- _Given records_:
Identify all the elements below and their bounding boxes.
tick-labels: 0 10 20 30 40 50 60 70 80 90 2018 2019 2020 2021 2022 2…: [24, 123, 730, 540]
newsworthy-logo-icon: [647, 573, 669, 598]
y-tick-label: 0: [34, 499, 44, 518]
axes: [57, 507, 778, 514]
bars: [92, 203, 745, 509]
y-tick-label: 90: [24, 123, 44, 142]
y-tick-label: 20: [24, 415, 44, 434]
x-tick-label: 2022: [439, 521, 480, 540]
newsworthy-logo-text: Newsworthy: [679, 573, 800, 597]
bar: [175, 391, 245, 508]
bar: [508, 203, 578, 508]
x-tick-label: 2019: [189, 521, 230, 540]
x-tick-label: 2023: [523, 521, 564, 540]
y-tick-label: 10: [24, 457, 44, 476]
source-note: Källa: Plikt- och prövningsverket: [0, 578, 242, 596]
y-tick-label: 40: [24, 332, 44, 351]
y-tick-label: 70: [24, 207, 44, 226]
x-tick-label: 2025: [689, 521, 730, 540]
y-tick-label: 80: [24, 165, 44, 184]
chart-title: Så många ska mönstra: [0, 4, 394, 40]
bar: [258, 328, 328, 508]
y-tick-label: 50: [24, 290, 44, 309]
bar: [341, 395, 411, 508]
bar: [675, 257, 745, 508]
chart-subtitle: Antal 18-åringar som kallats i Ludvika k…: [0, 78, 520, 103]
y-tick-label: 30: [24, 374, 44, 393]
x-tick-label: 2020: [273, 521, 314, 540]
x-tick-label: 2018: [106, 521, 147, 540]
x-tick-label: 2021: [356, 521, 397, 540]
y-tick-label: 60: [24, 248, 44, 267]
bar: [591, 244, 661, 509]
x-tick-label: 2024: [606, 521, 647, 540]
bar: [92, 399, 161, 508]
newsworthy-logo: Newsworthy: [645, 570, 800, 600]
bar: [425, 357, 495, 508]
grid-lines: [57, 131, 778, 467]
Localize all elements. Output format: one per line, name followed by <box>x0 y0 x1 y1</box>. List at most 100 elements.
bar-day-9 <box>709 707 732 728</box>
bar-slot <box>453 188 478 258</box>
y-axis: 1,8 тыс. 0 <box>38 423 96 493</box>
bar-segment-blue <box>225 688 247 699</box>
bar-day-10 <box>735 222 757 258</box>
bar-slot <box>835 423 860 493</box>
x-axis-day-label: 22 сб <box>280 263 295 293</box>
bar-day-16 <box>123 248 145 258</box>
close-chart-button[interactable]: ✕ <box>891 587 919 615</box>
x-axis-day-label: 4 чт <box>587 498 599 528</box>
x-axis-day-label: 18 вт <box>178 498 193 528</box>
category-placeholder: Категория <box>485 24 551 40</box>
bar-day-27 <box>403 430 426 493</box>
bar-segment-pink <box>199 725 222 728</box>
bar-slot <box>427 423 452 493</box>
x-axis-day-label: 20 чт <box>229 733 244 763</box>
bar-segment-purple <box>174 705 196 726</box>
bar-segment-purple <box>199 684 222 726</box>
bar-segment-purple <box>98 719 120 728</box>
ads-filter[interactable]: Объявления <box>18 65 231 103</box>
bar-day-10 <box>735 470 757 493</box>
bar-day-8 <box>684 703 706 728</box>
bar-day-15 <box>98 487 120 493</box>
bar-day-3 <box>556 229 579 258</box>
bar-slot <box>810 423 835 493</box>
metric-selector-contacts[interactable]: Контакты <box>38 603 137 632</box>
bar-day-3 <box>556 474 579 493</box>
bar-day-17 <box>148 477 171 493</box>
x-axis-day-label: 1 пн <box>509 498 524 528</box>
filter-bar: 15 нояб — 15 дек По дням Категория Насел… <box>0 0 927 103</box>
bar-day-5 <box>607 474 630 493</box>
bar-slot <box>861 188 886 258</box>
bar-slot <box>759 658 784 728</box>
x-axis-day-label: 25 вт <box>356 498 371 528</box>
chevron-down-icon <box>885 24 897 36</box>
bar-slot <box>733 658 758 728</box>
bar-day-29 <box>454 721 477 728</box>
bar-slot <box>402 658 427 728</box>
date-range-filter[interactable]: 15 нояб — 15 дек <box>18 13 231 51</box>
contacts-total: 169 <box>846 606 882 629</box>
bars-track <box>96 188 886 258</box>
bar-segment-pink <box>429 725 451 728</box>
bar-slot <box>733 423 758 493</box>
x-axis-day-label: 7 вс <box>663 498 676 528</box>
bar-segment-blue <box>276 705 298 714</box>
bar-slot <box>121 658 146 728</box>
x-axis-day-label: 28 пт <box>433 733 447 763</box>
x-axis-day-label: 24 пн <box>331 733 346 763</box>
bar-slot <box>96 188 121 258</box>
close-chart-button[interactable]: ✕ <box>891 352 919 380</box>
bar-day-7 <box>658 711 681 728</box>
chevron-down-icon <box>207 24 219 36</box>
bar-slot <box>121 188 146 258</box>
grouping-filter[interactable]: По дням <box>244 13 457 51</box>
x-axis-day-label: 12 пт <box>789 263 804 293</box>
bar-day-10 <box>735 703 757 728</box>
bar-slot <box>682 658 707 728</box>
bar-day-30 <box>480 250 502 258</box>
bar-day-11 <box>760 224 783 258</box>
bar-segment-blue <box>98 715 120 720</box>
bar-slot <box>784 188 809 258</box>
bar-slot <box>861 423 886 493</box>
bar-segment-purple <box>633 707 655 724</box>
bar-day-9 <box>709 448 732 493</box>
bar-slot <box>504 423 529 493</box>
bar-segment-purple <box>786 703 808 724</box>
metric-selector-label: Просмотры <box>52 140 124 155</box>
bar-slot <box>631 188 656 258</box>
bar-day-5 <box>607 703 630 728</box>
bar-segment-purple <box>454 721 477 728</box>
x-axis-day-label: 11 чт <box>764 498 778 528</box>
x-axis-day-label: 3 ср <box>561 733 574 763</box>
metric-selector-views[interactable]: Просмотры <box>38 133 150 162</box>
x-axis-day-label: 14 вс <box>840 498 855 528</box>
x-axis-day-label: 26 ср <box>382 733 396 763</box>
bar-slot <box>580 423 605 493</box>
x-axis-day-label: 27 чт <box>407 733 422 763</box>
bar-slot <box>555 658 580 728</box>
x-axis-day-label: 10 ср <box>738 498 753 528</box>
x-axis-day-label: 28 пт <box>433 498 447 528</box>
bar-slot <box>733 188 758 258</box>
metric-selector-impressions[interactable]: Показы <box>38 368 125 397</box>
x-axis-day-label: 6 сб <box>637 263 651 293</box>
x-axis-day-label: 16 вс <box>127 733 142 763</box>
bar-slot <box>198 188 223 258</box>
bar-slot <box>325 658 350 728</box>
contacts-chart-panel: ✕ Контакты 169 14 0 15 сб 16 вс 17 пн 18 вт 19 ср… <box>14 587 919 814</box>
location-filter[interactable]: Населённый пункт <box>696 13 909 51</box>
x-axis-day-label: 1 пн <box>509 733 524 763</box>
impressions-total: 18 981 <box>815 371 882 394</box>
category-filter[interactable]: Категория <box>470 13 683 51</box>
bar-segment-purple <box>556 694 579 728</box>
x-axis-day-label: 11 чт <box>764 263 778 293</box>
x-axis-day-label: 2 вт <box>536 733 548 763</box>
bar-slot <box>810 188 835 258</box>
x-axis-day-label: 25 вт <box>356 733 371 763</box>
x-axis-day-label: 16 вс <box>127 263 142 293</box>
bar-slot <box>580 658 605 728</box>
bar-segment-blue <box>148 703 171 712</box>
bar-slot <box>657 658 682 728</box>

- _Given exercise_: Locate each line in the material above that contains the string "impressions" and copy it out in full. Case counts.

- _Solution_:
metric-selector-impressions[interactable]: Показы <box>38 368 125 397</box>
impressions-total: 18 981 <box>815 371 882 394</box>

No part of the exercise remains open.